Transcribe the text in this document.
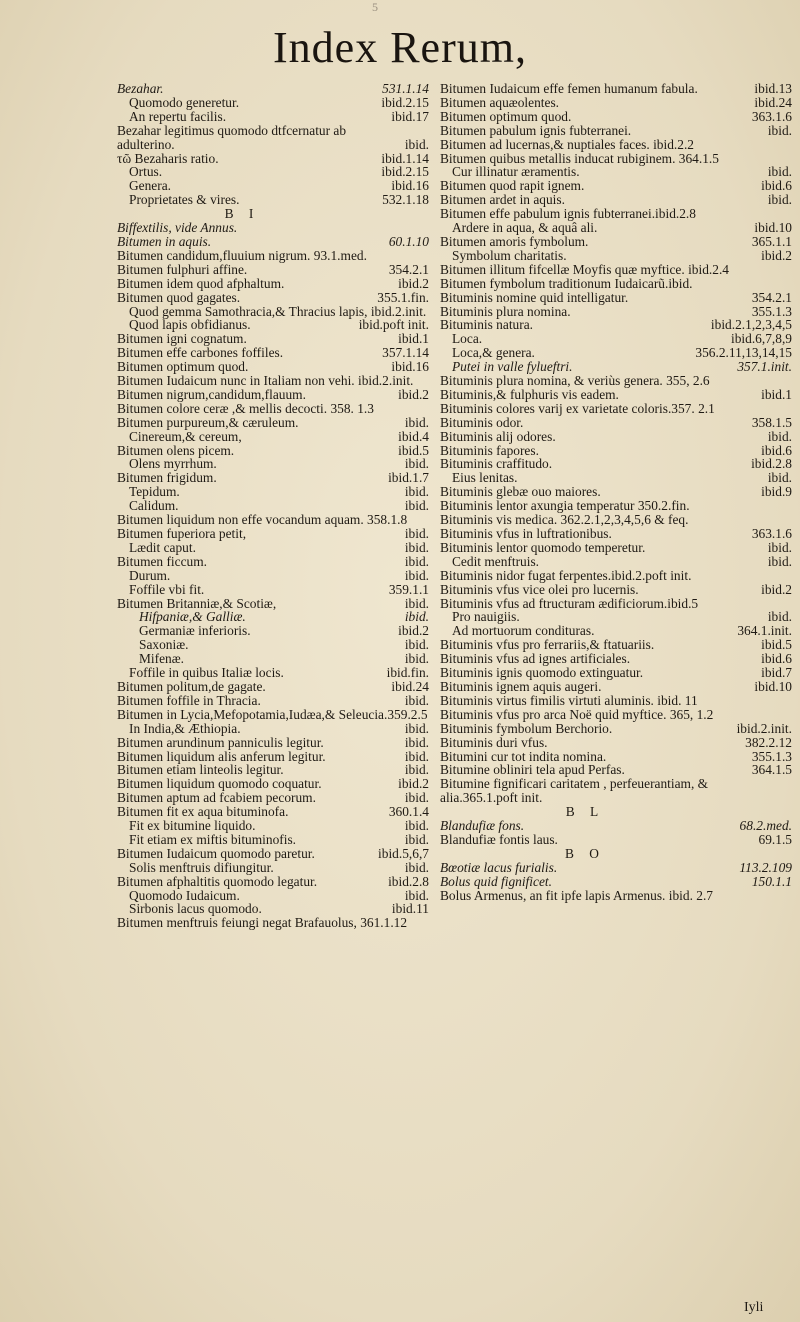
5
Index Rerum,
Bezahar.	531.1.14
Quomodo generetur.	ibid.2.15
An repertu facilis.	ibid.17
Bezahar legitimus quomodo dtfcernatur ab adulterino.	ibid.
τῶ Bezaharis ratio.	ibid.1.14
Ortus.	ibid.2.15
Genera.	ibid.16
Proprietates & vires.	532.1.18
B I
Biffextilis, vide Annus.
Bitumen in aquis.	60.1.10
Bitumen candidum,fluuium nigrum. 93.1.med.
Bitumen fulphuri affine.	354.2.1
Bitumen idem quod afphaltum.	ibid.2
Bitumen quod gagates.	355.1.fin.
Quod gemma Samothracia,& Thracius lapis, ibid.2.init.
Quod lapis obfidianus.	ibid.poft init.
Bitumen igni cognatum.	ibid.1
Bitumen effe carbones foffiles.	357.1.14
Bitumen optimum quod.	ibid.16
Bitumen Iudaicum nunc in Italiam non vehi. ibid.2.init.
Bitumen nigrum,candidum,flauum.	ibid.2
Bitumen colore ceræ ,& mellis decocti. 358. 1.3
Bitumen purpureum,& cæruleum.	ibid.
Cinereum,& cereum,	ibid.4
Bitumen olens picem.	ibid.5
Olens myrrhum.	ibid.
Bitumen frigidum.	ibid.1.7
Tepidum.	ibid.
Calidum.	ibid.
Bitumen liquidum non effe vocandum aquam. 358.1.8
Bitumen fuperiora petit,	ibid.
Lædit caput.	ibid.
Bitumen ficcum.	ibid.
Durum.	ibid.
Foffile vbi fit.	359.1.1
Bitumen Britanniæ,& Scotiæ,	ibid.
Hifpaniæ,& Galliæ.	ibid.
Germaniæ inferioris.	ibid.2
Saxoniæ.	ibid.
Mifenæ.	ibid.
Foffile in quibus Italiæ locis.	ibid.fin.
Bitumen politum,de gagate.	ibid.24
Bitumen foffile in Thracia.	ibid.
Bitumen in Lycia,Mefopotamia,Iudæa,& Seleucia.359.2.5
In India,& Æthiopia.	ibid.
Bitumen arundinum panniculis legitur.	ibid.
Bitumen liquidum alis anferum legitur.	ibid.
Bitumen etiam linteolis legitur.	ibid.
Bitumen liquidum quomodo coquatur.	ibid.2
Bitumen aptum ad fcabiem pecorum.	ibid.
Bitumen fit ex aqua bituminofa.	360.1.4
Fit ex bitumine liquido.	ibid.
Fit etiam ex miftis bituminofis.	ibid.
Bitumen Iudaicum quomodo paretur.	ibid.5,6,7
Solis menftruis difiungitur.	ibid.
Bitumen afphaltitis quomodo legatur.	ibid.2.8
Quomodo Iudaicum.	ibid.
Sirbonis lacus quomodo.	ibid.11
Bitumen menftruis feiungi negat Brafauolus, 361.1.12
Bitumen Iudaicum effe femen humanum fabula.	ibid.13
Bitumen aquæolentes.	ibid.24
Bitumen optimum quod.	363.1.6
Bitumen pabulum ignis fubterranei.	ibid.
Bitumen ad lucernas,& nuptiales faces. ibid.2.2
Bitumen quibus metallis inducat rubiginem. 364.1.5
Cur illinatur æramentis.	ibid.
Bitumen quod rapit ignem.	ibid.6
Bitumen ardet in aquis.	ibid.
Bitumen effe pabulum ignis fubterranei.ibid.2.8
Ardere in aqua, & aquâ ali.	ibid.10
Bitumen amoris fymbolum.	365.1.1
Symbolum charitatis.	ibid.2
Bitumen illitum fifcellæ Moyfis quæ myftice. ibid.2.4
Bitumen fymbolum traditionum Iudaicarũ.ibid.
Bituminis nomine quid intelligatur.	354.2.1
Bituminis plura nomina.	355.1.3
Bituminis natura.	ibid.2.1,2,3,4,5
Loca.	ibid.6,7,8,9
Loca,& genera.	356.2.11,13,14,15
Putei in valle fylueftri.	357.1.init.
Bituminis plura nomina, & veriùs genera. 355, 2.6
Bituminis,& fulphuris vis eadem.	ibid.1
Bituminis colores varij ex varietate coloris.357. 2.1
Bituminis odor.	358.1.5
Bituminis alij odores.	ibid.
Bituminis fapores.	ibid.6
Bituminis craffitudo.	ibid.2.8
Eius lenitas.	ibid.
Bituminis glebæ ouo maiores.	ibid.9
Bituminis lentor axungia temperatur 350.2.fin.
Bituminis vis medica. 362.2.1,2,3,4,5,6 & feq.
Bituminis vfus in luftrationibus.	363.1.6
Bituminis lentor quomodo temperetur.	ibid.
Cedit menftruis.	ibid.
Bituminis nidor fugat ferpentes.ibid.2.poft init.
Bituminis vfus vice olei pro lucernis.	ibid.2
Bituminis vfus ad ftructuram ædificiorum.ibid.5
Pro nauigiis.	ibid.
Ad mortuorum condituras.	364.1.init.
Bituminis vfus pro ferrariis,& ftatuariis.	ibid.5
Bituminis vfus ad ignes artificiales.	ibid.6
Bituminis ignis quomodo extinguatur.	ibid.7
Bituminis ignem aquis augeri.	ibid.10
Bituminis virtus fimilis virtuti aluminis. ibid. 11
Bituminis vfus pro arca Noë quid myftice. 365, 1.2
Bituminis fymbolum Berchorio.	ibid.2.init.
Bituminis duri vfus.	382.2.12
Bitumini cur tot indita nomina.	355.1.3
Bitumine obliniri tela apud Perfas.	364.1.5
Bitumine fignificari caritatem , perfeuerantiam, & alia.365.1.poft init.
B L
Blandufiæ fons.	68.2.med.
Blandufiæ fontis laus.	69.1.5
B O
Bœotiæ lacus furialis.	113.2.109
Bolus quid fignificet.	150.1.1
Bolus Armenus, an fit ipfe lapis Armenus. ibid. 2.7
Iyli
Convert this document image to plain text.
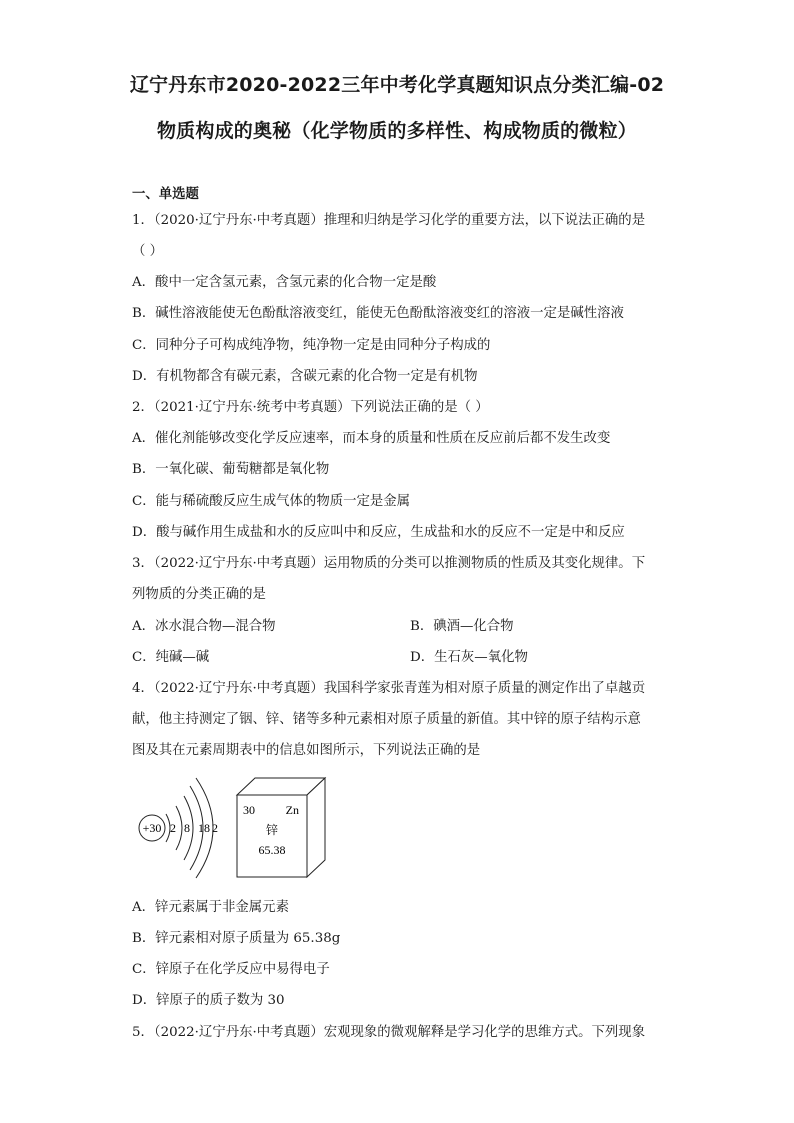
辽宁丹东市2020-2022三年中考化学真题知识点分类汇编-02
物质构成的奥秘（化学物质的多样性、构成物质的微粒）
一、单选题
1．（2020·辽宁丹东·中考真题）推理和归纳是学习化学的重要方法，以下说法正确的是
（ ）
A．酸中一定含氢元素，含氢元素的化合物一定是酸
B．碱性溶液能使无色酚酞溶液变红，能使无色酚酞溶液变红的溶液一定是碱性溶液
C．同种分子可构成纯净物，纯净物一定是由同种分子构成的
D．有机物都含有碳元素，含碳元素的化合物一定是有机物
2．（2021·辽宁丹东·统考中考真题）下列说法正确的是（ ）
A．催化剂能够改变化学反应速率，而本身的质量和性质在反应前后都不发生改变
B．一氧化碳、葡萄糖都是氧化物
C．能与稀硫酸反应生成气体的物质一定是金属
D．酸与碱作用生成盐和水的反应叫中和反应，生成盐和水的反应不一定是中和反应
3．（2022·辽宁丹东·中考真题）运用物质的分类可以推测物质的性质及其变化规律。下
列物质的分类正确的是
A．冰水混合物—混合物	B．碘酒—化合物
C．纯碱—碱	D．生石灰—氧化物
4．（2022·辽宁丹东·中考真题）我国科学家张青莲为相对原子质量的测定作出了卓越贡
献，他主持测定了铟、锌、锗等多种元素相对原子质量的新值。其中锌的原子结构示意
图及其在元素周期表中的信息如图所示，下列说法正确的是
+30 2 8 18 2
30	Zn
锌
65.38
A．锌元素属于非金属元素
B．锌元素相对原子质量为 65.38g
C．锌原子在化学反应中易得电子
D．锌原子的质子数为 30
5．（2022·辽宁丹东·中考真题）宏观现象的微观解释是学习化学的思维方式。下列现象
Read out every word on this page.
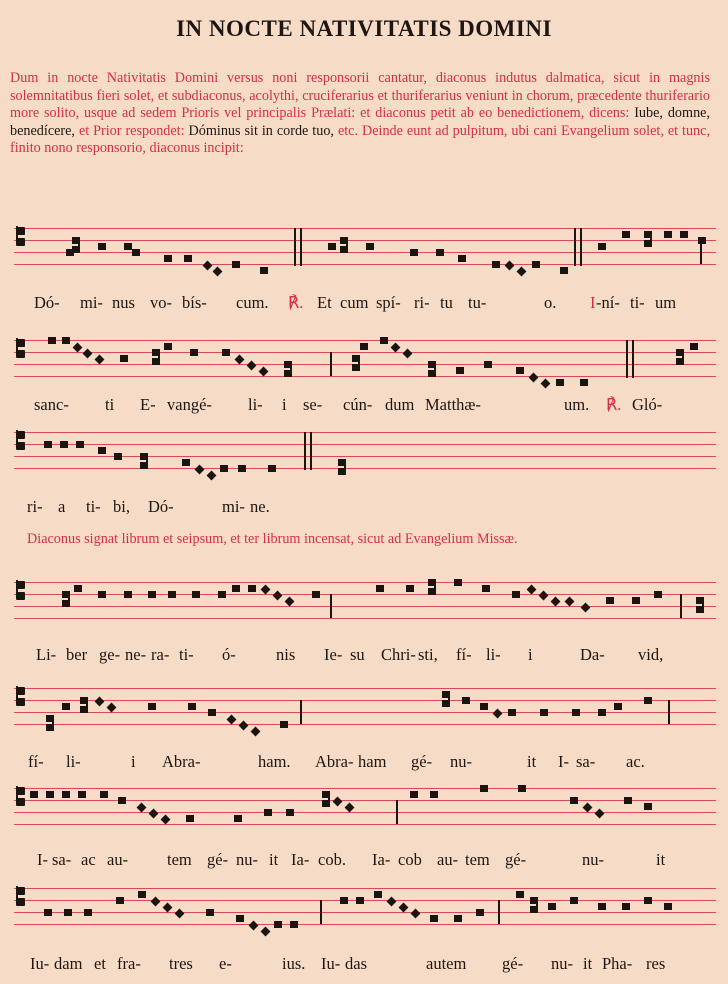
IN NOCTE NATIVITATIS DOMINI
Dum in nocte Nativitatis Domini versus noni responsorii cantatur, diaconus indutus dalmatica, sicut in magnis solemnitatibus fieri solet, et subdiaconus, acolythi, cruciferarius et thuriferarius veniunt in chorum, præcedente thuriferario more solito, usque ad sedem Prioris vel principalis Prælati: et diaconus petit ab eo benedictionem, dicens: Iube, domne, benedícere, et Prior respondet: Dóminus sit in corde tuo, etc. Deinde eunt ad pulpitum, ubi cani Evangelium solet, et tunc, finito nono responsorio, diaconus incipit:
Diaconus signat librum et seipsum, et ter librum incensat, sicut ad Evangelium Missæ.
Dó- mi- nus vo- bís- cum. ℟. Et cum spí- ri- tu tu-	o. I -ní- ti- um
sanc- ti E- vangé- li- i se- cún- dum Matthæ-	um. ℟. Gló-
ri- a ti- bi, Dó-	mi- ne.
Li- ber ge- ne- ra- ti- ó- nis Ie- su Chri- sti, fí- li- i	Da- vid,
fí- li-	i Abra-	ham. Abra- ham gé- nu-	it I- sa- ac.
I- sa- ac au- tem gé- nu- it Ia- cob. Ia- cob au- tem gé-	nu-	it
Iu- dam et fra- tres e-	ius. Iu- das	autem gé- nu- it Pha- res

======

* Task details *
Return from the data every line that holds "effe".

* Answer below *
Bitumen effe carbones foffiles.	357.1.14
Bitumen liquidum non effe vocandum aquam. 358.1.8
Bitumen Iudaicum effe femen humanum fabula.	ibid.13
Bitumen effe pabulum ignis fubterranei.ibid.2.8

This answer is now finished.